Written task
Gather up the lines that contain "text".

Collection entries
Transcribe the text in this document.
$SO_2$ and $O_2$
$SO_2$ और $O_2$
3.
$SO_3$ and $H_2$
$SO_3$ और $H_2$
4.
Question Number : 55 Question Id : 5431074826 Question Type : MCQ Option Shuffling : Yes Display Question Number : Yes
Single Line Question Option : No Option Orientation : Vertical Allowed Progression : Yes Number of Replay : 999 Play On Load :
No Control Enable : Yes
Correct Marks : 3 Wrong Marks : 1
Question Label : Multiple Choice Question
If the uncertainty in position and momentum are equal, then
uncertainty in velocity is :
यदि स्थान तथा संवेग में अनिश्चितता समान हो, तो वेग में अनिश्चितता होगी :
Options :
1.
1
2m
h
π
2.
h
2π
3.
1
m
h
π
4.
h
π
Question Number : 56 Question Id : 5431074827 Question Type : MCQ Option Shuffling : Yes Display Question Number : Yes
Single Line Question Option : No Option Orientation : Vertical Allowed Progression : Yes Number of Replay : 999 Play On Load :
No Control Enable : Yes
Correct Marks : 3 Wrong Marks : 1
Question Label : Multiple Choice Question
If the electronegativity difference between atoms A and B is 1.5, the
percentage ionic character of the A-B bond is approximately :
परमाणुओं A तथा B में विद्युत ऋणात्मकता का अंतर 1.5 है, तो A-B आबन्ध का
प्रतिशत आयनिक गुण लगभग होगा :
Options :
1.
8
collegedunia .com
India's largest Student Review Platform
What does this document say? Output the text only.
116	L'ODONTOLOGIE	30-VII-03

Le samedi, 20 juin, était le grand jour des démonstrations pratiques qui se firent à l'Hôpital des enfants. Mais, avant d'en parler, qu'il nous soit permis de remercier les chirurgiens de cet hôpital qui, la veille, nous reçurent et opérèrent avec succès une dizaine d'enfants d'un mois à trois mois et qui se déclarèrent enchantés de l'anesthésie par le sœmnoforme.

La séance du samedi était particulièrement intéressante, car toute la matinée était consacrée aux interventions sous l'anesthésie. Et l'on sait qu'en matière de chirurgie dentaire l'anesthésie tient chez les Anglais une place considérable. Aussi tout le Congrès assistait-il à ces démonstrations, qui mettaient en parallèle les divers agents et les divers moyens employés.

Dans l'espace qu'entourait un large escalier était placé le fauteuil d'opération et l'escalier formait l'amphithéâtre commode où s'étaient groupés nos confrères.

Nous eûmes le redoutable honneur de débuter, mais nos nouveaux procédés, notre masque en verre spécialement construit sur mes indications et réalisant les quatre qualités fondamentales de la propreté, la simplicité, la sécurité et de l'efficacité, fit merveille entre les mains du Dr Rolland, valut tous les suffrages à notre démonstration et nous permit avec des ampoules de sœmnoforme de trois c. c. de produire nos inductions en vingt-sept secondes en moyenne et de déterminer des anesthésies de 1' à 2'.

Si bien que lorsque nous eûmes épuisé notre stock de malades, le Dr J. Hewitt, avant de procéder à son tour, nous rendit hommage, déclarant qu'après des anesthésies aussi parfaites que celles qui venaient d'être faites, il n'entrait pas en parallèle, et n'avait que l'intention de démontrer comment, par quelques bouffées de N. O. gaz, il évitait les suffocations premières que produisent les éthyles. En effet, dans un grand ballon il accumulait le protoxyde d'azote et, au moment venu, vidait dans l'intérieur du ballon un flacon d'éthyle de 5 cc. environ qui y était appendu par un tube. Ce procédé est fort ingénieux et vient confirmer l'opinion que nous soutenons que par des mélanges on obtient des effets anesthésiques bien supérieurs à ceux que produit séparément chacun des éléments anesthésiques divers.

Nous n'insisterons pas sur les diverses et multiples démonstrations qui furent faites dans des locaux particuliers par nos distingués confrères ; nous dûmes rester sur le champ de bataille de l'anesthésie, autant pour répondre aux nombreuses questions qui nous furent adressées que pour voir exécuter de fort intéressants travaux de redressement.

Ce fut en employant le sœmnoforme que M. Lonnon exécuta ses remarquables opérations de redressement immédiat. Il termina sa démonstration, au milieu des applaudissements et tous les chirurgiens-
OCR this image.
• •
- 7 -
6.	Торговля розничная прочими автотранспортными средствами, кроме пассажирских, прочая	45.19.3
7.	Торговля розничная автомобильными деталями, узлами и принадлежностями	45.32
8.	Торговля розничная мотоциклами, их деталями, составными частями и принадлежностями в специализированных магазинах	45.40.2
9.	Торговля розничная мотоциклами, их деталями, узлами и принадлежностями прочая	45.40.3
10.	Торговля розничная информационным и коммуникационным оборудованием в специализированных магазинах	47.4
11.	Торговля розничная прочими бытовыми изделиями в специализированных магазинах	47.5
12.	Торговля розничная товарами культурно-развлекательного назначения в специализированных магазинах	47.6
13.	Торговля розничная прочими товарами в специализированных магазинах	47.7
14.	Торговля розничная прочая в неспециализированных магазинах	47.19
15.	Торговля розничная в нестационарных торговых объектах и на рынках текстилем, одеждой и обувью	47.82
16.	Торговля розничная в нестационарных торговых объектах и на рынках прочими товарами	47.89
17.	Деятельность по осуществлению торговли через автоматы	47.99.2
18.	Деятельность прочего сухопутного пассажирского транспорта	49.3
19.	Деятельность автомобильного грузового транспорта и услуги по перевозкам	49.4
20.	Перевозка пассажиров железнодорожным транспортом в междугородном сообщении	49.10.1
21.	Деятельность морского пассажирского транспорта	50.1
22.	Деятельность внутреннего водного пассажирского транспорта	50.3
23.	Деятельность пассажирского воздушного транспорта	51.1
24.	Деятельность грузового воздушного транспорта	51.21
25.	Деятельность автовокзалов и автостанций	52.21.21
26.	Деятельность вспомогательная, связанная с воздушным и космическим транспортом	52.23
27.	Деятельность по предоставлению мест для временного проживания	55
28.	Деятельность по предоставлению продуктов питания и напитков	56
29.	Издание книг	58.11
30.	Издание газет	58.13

Result
Transcribe the text in this document.
What does this document say? Output the text only.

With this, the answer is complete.